Extract all data as written.

>>>>>

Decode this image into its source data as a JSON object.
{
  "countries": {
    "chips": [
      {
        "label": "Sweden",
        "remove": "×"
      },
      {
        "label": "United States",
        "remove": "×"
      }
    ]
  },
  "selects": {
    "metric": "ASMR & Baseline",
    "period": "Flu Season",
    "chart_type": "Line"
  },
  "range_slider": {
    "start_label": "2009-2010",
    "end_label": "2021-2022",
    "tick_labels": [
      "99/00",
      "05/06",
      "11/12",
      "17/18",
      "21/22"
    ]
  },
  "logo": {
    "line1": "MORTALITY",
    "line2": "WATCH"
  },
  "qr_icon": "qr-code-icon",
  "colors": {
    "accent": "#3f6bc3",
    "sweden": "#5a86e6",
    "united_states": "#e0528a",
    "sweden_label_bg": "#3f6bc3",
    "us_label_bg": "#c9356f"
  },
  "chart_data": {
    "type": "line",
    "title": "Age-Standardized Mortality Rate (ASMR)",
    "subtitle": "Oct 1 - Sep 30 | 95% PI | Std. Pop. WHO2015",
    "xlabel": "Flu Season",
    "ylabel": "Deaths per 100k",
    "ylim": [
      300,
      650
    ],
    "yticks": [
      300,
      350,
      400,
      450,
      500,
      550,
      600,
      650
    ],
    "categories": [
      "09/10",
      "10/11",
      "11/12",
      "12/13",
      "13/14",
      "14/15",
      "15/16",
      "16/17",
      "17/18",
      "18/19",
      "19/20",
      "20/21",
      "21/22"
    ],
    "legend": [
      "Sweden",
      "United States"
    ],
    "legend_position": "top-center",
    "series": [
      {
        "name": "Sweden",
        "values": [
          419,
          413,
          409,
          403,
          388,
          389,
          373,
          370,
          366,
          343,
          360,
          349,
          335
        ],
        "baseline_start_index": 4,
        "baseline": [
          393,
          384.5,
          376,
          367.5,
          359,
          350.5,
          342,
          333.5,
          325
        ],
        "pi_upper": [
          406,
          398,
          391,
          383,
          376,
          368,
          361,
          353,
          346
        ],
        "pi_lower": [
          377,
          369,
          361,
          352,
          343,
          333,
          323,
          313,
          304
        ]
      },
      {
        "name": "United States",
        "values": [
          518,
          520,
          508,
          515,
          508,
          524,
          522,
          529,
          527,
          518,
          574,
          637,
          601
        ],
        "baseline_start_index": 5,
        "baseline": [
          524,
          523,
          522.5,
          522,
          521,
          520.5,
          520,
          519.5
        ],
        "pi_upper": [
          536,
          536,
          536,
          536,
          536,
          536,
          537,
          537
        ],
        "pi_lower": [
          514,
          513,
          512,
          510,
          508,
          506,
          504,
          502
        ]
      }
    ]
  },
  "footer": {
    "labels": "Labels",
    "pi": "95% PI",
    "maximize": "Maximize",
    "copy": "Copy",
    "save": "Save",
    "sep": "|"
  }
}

<<<<<

- **Expected output**:
Decode this image into its source data as a JSON object.
{
  "countries": {
    "chips": [
      {
        "label": "Sweden",
        "remove": "×"
      },
      {
        "label": "United States",
        "remove": "×"
      }
    ]
  },
  "selects": {
    "metric": "ASMR & Baseline",
    "period": "Flu Season",
    "chart_type": "Line"
  },
  "range_slider": {
    "start_label": "2009-2010",
    "end_label": "2021-2022",
    "tick_labels": [
      "99/00",
      "05/06",
      "11/12",
      "17/18",
      "21/22"
    ]
  },
  "logo": {
    "line1": "MORTALITY",
    "line2": "WATCH"
  },
  "qr_icon": "qr-code-icon",
  "colors": {
    "accent": "#3f6bc3",
    "sweden": "#5a86e6",
    "united_states": "#e0528a",
    "sweden_label_bg": "#3f6bc3",
    "us_label_bg": "#c9356f"
  },
  "chart_data": {
    "type": "line",
    "title": "Age-Standardized Mortality Rate (ASMR)",
    "subtitle": "Oct 1 - Sep 30 | 95% PI | Std. Pop. WHO2015",
    "xlabel": "Flu Season",
    "ylabel": "Deaths per 100k",
    "ylim": [
      300,
      650
    ],
    "yticks": [
      300,
      350,
      400,
      450,
      500,
      550,
      600,
      650
    ],
    "categories": [
      "09/10",
      "10/11",
      "11/12",
      "12/13",
      "13/14",
      "14/15",
      "15/16",
      "16/17",
      "17/18",
      "18/19",
      "19/20",
      "20/21",
      "21/22"
    ],
    "legend": [
      "Sweden",
      "United States"
    ],
    "legend_position": "top-center",
    "series": [
      {
        "name": "Sweden",
        "values": [
          419,
          413,
          409,
          403,
          388,
          389,
          373,
          370,
          366,
          343,
          360,
          349,
          335
        ],
        "baseline_start_index": 4,
        "baseline": [
          393,
          384.5,
          376,
          367.5,
          359,
          350.5,
          342,
          333.5,
          325
        ],
        "pi_upper": [
          406,
          398,
          391,
          383,
          376,
          368,
          361,
          353,
          346
        ],
        "pi_lower": [
          377,
          369,
          361,
          352,
          343,
          333,
          323,
          313,
          304
        ]
      },
      {
        "name": "United States",
        "values": [
          518,
          520,
          508,
          515,
          508,
          524,
          522,
          529,
          527,
          518,
          574,
          637,
          601
        ],
        "baseline_start_index": 5,
        "baseline": [
          524,
          523,
          522.5,
          522,
          521,
          520.5,
          520,
          519.5
        ],
        "pi_upper": [
          536,
          536,
          536,
          536,
          536,
          536,
          537,
          537
        ],
        "pi_lower": [
          514,
          513,
          512,
          510,
          508,
          506,
          504,
          502
        ]
      }
    ]
  },
  "footer": {
    "labels": "Labels",
    "pi": "95% PI",
    "maximize": "Maximize",
    "copy": "Copy",
    "save": "Save",
    "sep": "|"
  }
}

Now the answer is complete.